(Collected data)
※

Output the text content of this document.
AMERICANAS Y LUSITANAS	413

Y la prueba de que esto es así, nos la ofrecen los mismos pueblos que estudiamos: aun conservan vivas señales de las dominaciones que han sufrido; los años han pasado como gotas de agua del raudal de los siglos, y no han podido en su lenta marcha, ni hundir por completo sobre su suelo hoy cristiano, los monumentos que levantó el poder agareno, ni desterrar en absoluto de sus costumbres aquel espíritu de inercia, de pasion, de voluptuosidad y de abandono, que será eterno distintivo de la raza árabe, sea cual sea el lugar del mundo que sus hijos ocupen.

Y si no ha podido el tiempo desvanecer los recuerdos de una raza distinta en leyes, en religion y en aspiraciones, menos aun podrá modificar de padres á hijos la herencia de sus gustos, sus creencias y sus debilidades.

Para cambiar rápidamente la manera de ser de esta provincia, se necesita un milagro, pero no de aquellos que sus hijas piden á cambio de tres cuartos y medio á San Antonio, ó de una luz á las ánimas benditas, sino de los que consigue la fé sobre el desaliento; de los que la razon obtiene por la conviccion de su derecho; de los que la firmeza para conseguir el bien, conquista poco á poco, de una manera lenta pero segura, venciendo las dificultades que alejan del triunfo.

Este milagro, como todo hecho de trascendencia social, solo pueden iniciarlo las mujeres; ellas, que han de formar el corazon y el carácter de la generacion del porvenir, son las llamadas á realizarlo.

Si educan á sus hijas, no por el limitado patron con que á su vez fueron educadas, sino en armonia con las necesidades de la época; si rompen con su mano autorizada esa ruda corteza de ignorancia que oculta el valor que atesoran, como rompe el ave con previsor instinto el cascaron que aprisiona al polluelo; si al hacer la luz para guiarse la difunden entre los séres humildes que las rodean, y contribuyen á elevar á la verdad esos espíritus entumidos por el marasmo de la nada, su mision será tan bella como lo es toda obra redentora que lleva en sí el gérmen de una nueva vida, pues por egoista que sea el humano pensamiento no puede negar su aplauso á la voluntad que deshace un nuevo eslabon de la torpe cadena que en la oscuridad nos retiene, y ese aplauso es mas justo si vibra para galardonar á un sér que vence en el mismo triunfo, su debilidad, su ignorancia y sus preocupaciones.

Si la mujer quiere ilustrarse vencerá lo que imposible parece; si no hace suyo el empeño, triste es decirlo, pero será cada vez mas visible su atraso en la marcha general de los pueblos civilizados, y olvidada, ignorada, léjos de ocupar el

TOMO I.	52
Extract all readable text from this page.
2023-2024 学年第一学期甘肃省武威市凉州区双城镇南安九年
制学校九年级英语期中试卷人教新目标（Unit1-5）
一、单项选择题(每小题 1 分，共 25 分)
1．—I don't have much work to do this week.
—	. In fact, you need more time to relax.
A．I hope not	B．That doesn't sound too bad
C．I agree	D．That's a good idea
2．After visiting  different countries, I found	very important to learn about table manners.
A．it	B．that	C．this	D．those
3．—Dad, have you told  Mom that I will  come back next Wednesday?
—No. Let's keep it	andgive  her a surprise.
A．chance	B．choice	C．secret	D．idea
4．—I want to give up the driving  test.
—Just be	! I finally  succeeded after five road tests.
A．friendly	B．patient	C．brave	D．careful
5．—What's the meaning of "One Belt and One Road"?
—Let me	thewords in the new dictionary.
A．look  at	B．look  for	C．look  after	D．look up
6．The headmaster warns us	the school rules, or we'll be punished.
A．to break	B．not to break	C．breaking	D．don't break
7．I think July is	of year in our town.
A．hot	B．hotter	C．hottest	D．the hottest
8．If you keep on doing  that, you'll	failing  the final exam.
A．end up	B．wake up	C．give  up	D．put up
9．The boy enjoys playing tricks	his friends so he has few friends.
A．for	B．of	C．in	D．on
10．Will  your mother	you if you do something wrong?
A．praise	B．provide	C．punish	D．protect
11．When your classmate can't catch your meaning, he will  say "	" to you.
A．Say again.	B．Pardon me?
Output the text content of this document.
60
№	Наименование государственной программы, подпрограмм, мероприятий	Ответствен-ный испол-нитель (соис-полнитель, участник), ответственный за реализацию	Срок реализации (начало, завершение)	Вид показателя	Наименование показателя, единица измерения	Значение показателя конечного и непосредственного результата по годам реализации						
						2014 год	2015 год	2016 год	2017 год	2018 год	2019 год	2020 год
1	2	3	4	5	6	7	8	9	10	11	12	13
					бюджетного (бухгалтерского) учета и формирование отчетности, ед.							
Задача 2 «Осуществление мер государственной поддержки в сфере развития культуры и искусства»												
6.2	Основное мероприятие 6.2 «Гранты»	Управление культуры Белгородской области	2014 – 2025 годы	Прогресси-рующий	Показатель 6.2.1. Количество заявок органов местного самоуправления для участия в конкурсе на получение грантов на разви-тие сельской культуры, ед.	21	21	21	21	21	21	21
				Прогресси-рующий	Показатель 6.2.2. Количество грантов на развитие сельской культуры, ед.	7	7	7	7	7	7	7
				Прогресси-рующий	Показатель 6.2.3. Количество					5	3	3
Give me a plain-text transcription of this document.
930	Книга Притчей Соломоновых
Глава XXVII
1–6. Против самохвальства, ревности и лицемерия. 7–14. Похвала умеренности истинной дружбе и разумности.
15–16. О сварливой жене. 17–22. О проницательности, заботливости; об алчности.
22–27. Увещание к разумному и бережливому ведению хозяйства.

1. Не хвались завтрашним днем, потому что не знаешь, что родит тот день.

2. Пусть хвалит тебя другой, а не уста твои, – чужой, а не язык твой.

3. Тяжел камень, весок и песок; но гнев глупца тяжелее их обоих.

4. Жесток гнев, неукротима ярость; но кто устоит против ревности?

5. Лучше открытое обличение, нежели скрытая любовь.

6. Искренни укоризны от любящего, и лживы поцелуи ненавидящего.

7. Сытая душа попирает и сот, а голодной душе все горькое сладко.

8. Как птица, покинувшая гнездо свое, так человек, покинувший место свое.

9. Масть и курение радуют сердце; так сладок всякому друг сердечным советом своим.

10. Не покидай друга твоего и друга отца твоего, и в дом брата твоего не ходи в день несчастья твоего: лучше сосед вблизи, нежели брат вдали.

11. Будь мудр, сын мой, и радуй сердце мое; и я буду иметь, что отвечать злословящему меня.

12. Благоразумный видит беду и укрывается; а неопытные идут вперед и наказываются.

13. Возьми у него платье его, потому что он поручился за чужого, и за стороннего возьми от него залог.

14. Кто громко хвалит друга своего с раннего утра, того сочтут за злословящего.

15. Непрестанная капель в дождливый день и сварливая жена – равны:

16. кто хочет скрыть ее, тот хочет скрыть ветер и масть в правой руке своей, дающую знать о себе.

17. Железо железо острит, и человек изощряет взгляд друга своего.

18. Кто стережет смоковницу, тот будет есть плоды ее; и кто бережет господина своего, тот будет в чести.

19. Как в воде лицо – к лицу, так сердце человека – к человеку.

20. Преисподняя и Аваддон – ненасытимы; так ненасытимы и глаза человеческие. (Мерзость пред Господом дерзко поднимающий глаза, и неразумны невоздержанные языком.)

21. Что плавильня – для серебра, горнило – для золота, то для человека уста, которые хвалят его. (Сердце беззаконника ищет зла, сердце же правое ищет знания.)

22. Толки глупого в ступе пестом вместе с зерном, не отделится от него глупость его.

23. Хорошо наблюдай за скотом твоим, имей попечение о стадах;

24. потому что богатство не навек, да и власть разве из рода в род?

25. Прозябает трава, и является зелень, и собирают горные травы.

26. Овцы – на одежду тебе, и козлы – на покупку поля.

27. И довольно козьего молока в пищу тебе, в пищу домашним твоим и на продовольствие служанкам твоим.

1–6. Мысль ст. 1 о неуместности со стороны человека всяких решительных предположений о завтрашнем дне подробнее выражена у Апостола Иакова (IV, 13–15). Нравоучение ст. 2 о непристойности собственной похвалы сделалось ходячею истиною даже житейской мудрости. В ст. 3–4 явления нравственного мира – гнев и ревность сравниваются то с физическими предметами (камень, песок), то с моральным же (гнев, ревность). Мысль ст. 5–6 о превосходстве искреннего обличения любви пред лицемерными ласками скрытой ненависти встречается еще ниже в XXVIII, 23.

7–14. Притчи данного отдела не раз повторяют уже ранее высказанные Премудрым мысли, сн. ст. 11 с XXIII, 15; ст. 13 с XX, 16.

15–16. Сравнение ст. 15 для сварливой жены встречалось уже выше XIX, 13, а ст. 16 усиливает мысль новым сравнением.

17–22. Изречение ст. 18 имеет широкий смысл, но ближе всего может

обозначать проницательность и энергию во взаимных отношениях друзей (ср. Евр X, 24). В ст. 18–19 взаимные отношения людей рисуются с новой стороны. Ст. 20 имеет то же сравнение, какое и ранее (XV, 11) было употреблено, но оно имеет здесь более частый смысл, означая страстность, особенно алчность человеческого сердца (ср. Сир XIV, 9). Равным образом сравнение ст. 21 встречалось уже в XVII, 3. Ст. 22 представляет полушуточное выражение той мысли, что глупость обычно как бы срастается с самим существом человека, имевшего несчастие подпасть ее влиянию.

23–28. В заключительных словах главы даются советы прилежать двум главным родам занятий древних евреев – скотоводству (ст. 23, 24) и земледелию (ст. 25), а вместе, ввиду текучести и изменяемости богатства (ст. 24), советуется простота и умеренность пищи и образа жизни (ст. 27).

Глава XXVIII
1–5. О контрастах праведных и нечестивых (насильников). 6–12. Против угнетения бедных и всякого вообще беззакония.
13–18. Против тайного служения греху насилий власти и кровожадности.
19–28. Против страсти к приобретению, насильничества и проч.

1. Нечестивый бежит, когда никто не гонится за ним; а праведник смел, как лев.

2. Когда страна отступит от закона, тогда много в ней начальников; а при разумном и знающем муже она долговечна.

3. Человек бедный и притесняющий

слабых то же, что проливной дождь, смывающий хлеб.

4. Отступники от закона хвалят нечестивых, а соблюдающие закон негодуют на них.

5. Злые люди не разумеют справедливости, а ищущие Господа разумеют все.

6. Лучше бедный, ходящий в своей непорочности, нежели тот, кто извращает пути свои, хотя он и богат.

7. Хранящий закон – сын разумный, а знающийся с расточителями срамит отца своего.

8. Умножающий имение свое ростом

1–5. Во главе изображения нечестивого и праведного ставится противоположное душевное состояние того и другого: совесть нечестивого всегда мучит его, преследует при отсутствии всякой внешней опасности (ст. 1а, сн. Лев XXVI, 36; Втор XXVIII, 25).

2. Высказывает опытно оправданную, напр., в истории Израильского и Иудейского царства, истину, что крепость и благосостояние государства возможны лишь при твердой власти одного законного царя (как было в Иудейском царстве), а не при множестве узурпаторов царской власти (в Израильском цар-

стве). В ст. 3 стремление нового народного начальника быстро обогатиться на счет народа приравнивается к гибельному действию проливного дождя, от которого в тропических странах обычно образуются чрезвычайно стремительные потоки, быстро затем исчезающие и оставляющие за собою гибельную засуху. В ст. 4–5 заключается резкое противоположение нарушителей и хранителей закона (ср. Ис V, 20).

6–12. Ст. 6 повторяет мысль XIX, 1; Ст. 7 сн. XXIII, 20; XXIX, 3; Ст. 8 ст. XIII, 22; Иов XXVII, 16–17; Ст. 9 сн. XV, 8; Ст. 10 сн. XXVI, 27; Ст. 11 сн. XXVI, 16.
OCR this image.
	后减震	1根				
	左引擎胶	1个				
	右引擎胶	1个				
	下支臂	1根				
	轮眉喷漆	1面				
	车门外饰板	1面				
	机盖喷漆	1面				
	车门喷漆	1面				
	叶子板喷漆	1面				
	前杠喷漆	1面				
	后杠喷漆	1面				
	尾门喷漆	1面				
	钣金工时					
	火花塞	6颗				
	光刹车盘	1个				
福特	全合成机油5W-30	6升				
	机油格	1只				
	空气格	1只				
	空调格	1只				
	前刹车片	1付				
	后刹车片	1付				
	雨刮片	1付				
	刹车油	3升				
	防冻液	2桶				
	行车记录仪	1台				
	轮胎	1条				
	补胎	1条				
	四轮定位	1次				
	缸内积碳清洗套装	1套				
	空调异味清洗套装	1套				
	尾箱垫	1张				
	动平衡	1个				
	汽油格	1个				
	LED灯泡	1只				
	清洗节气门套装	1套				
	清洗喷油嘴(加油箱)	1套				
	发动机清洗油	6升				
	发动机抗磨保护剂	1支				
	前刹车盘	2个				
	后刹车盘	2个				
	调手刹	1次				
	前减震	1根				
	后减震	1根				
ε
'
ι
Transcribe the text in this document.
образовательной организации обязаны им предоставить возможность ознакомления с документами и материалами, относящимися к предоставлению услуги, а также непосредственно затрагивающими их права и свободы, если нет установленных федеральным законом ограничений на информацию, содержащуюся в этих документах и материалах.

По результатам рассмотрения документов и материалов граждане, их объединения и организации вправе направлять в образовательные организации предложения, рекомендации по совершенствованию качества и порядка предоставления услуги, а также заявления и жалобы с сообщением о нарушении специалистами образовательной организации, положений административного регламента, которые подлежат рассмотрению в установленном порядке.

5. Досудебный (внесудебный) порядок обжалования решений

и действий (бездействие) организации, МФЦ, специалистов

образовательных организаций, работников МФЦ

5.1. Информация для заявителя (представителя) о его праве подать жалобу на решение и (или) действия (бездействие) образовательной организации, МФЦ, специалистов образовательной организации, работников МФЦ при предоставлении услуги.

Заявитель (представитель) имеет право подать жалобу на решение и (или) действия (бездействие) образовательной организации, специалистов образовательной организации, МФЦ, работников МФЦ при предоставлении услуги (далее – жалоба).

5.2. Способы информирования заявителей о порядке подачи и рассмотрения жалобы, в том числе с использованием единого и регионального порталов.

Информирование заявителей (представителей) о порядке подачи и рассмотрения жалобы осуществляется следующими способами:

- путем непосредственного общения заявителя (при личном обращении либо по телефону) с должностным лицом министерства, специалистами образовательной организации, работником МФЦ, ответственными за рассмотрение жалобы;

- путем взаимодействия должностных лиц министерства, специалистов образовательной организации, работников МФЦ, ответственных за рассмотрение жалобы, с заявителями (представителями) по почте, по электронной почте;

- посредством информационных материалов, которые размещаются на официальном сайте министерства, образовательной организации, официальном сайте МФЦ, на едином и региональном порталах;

※

▶ Aim:
Pull out every line in the data above that has the word "предоставлении".

▶ Answer to the task:
5.1. Информация для заявителя (представителя) о его праве подать жалобу на решение и (или) действия (бездействие) образовательной организации, МФЦ, специалистов образовательной организации, работников МФЦ при предоставлении услуги.
Заявитель (представитель) имеет право подать жалобу на решение и (или) действия (бездействие) образовательной организации, специалистов образовательной организации, МФЦ, работников МФЦ при предоставлении услуги (далее – жалоба).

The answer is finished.